ENTRIES ::
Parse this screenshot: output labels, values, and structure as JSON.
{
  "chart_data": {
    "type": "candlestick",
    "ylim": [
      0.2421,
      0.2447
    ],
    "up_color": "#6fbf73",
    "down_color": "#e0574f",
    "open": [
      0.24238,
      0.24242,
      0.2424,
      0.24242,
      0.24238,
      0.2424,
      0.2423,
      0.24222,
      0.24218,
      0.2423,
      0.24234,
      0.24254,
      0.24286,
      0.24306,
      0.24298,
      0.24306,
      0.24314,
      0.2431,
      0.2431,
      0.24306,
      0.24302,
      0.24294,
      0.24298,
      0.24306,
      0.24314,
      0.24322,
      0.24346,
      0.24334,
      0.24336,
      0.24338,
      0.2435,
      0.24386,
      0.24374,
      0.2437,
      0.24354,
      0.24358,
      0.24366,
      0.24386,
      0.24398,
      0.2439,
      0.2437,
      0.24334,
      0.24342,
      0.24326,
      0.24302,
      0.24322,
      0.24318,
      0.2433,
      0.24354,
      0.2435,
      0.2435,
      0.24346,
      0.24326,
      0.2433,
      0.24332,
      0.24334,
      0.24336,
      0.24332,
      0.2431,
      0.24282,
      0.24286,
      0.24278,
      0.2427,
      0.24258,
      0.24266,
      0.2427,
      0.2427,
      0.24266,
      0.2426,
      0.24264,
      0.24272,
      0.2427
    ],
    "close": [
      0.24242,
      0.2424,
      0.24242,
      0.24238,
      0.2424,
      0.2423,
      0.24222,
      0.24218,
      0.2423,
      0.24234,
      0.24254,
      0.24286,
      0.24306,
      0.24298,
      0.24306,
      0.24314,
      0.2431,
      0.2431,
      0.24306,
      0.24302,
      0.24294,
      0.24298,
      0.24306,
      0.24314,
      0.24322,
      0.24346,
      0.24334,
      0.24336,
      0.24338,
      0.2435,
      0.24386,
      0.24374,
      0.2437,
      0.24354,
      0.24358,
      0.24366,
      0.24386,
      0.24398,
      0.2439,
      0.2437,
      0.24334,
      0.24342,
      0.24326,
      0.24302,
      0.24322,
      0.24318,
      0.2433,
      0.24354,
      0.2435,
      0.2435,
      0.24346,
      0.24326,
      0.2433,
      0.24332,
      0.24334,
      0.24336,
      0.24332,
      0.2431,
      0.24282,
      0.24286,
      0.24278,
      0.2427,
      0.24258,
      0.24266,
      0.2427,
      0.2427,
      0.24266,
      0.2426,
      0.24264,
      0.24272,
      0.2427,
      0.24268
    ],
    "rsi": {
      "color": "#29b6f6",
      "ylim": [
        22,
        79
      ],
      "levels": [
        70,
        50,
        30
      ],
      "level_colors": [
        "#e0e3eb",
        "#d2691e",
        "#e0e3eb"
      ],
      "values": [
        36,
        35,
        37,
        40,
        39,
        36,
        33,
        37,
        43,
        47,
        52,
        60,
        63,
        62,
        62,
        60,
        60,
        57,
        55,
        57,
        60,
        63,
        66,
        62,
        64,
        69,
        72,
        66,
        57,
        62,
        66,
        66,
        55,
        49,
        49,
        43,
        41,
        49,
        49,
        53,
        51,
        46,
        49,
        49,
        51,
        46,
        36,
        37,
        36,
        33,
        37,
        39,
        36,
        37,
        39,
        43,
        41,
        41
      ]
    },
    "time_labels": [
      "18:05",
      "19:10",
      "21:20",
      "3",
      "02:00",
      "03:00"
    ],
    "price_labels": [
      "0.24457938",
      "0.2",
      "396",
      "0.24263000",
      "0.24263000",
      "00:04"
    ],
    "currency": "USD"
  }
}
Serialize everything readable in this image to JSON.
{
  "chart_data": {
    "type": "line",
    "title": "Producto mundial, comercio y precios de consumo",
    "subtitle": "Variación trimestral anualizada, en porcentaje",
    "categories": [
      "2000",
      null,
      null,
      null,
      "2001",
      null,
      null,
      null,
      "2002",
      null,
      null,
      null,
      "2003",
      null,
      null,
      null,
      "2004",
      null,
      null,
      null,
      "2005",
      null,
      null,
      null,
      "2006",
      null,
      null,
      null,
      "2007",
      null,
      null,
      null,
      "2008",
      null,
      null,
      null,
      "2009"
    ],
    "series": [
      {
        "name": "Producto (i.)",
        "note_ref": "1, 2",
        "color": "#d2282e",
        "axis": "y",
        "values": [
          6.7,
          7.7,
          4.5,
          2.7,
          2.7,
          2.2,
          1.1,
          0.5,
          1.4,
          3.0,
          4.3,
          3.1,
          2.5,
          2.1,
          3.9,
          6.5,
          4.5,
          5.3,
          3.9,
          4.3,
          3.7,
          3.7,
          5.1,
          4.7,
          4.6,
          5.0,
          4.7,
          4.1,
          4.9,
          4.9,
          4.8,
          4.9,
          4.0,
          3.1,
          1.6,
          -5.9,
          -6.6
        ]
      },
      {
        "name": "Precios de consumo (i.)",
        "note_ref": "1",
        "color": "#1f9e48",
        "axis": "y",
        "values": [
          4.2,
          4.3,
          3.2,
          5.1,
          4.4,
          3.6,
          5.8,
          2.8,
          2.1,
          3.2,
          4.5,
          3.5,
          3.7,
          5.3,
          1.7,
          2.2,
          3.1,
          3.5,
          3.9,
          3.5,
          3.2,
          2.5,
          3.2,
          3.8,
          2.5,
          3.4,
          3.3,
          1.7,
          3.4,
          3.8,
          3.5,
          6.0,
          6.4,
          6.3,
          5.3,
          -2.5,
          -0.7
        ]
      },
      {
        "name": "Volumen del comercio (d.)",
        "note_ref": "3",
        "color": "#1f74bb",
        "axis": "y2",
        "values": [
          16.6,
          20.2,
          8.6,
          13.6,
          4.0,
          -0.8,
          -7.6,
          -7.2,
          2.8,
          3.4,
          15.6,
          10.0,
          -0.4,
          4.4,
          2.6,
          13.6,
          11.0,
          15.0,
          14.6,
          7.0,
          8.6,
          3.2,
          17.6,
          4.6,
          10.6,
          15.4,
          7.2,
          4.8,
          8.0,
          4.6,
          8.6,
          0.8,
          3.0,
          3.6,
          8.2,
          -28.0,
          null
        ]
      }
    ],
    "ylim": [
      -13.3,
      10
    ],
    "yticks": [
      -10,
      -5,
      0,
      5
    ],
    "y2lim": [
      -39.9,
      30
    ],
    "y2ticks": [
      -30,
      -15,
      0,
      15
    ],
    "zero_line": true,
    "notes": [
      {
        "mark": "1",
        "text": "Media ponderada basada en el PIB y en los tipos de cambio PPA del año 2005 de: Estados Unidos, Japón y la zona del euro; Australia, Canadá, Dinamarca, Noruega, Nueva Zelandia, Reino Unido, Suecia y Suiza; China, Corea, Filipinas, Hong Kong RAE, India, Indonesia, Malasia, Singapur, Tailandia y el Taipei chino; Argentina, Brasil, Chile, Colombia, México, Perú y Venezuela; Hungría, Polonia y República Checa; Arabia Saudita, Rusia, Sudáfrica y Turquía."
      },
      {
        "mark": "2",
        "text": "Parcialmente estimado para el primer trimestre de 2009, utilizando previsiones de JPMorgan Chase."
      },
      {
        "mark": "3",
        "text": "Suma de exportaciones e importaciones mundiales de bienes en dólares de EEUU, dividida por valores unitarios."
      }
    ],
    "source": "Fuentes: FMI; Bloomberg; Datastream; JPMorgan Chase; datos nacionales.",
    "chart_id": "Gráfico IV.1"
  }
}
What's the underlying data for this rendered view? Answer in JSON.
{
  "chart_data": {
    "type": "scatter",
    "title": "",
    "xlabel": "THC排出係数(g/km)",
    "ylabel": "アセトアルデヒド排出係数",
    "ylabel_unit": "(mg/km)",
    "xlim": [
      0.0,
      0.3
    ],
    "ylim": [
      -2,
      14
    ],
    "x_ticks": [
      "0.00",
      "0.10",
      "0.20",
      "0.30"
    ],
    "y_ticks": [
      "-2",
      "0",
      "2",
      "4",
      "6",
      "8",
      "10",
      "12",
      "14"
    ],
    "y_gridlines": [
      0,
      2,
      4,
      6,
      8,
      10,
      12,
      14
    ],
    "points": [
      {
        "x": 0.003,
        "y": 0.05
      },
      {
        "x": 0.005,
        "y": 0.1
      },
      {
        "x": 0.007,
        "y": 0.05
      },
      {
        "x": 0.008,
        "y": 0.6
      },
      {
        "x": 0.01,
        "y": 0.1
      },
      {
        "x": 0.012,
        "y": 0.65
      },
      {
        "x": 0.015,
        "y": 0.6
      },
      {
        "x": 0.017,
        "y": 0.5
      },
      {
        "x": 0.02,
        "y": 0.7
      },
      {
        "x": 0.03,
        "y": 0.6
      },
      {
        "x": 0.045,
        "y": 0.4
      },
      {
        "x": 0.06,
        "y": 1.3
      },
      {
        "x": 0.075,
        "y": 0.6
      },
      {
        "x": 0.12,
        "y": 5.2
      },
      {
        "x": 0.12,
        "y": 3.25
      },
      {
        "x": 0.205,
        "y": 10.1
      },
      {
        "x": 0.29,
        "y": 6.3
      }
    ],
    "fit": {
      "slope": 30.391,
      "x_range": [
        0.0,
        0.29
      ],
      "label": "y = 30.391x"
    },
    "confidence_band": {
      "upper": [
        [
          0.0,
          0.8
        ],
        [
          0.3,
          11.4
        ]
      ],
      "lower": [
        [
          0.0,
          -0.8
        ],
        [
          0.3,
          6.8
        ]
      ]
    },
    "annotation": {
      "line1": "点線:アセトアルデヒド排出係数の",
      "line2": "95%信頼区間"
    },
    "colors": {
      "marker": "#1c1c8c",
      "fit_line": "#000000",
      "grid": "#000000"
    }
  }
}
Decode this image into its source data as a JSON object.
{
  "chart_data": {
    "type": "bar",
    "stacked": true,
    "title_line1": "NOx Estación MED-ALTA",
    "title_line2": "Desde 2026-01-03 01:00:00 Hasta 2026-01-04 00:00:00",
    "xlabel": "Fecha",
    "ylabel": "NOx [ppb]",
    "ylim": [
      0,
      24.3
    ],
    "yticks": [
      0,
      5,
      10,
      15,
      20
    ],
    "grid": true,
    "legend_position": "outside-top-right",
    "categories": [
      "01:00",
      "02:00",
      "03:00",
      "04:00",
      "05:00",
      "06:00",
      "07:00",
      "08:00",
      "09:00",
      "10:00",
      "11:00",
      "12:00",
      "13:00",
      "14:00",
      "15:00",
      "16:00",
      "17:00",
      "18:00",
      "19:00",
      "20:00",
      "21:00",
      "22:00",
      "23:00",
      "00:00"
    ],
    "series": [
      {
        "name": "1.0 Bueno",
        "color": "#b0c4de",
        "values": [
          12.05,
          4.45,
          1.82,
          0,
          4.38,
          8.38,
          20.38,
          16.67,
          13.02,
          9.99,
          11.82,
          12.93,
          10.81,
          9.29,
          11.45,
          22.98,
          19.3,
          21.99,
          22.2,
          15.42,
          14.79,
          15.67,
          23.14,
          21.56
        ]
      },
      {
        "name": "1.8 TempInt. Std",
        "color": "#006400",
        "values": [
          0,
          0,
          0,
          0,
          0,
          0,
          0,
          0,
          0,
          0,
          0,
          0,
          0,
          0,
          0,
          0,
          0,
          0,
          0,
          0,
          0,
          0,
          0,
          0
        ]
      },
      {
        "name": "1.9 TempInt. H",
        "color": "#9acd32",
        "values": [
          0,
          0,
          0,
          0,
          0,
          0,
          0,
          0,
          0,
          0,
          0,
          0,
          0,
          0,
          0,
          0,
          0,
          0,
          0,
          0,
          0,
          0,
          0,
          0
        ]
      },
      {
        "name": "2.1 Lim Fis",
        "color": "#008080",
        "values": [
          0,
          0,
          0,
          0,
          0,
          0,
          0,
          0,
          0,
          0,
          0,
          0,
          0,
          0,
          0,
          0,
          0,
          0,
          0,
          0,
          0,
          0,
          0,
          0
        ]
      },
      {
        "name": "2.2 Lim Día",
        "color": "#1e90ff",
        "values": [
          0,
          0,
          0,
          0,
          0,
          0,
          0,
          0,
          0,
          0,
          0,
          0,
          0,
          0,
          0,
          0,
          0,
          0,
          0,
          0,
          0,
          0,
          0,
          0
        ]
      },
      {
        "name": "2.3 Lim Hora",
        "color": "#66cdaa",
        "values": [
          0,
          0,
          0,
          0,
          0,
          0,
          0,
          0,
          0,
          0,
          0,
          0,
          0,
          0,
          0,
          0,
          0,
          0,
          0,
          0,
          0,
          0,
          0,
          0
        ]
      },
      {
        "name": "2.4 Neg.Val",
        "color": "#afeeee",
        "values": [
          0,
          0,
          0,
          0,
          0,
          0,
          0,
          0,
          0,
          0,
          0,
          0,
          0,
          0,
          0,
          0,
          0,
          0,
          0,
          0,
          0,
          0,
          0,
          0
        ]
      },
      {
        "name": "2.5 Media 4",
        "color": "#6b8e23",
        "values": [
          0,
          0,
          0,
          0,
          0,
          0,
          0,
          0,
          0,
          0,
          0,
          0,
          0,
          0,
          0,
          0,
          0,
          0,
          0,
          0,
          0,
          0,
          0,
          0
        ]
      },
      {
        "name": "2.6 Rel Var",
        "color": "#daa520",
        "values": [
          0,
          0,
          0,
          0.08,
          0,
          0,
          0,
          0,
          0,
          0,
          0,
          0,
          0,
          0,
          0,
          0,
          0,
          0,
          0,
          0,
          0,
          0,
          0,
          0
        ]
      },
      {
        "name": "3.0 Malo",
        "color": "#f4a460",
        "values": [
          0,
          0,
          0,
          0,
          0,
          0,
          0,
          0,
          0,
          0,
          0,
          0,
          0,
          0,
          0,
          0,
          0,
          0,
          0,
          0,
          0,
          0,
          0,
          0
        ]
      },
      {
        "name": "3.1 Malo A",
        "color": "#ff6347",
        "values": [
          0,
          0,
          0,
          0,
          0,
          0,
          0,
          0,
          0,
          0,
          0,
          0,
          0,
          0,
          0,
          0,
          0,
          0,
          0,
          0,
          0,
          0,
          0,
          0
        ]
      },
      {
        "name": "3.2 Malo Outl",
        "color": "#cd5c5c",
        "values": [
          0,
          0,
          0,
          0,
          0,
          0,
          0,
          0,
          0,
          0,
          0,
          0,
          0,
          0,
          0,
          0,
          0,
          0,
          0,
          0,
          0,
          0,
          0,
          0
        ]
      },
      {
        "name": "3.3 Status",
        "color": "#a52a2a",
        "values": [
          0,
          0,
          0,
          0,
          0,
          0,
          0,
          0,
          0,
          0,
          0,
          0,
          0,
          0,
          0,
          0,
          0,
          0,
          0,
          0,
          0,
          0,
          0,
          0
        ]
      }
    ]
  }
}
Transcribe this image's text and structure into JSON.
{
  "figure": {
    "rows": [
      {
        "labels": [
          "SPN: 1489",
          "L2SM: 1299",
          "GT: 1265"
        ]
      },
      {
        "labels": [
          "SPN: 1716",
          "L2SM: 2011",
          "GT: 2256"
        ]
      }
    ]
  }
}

PROBLEM DESCRIPTION :: Scan the material above for the string "into" and report each line where you find it.

TASK SOLUTION ::
Decode this image into its source data as a JSON object.
Transcribe this image's text and structure into JSON.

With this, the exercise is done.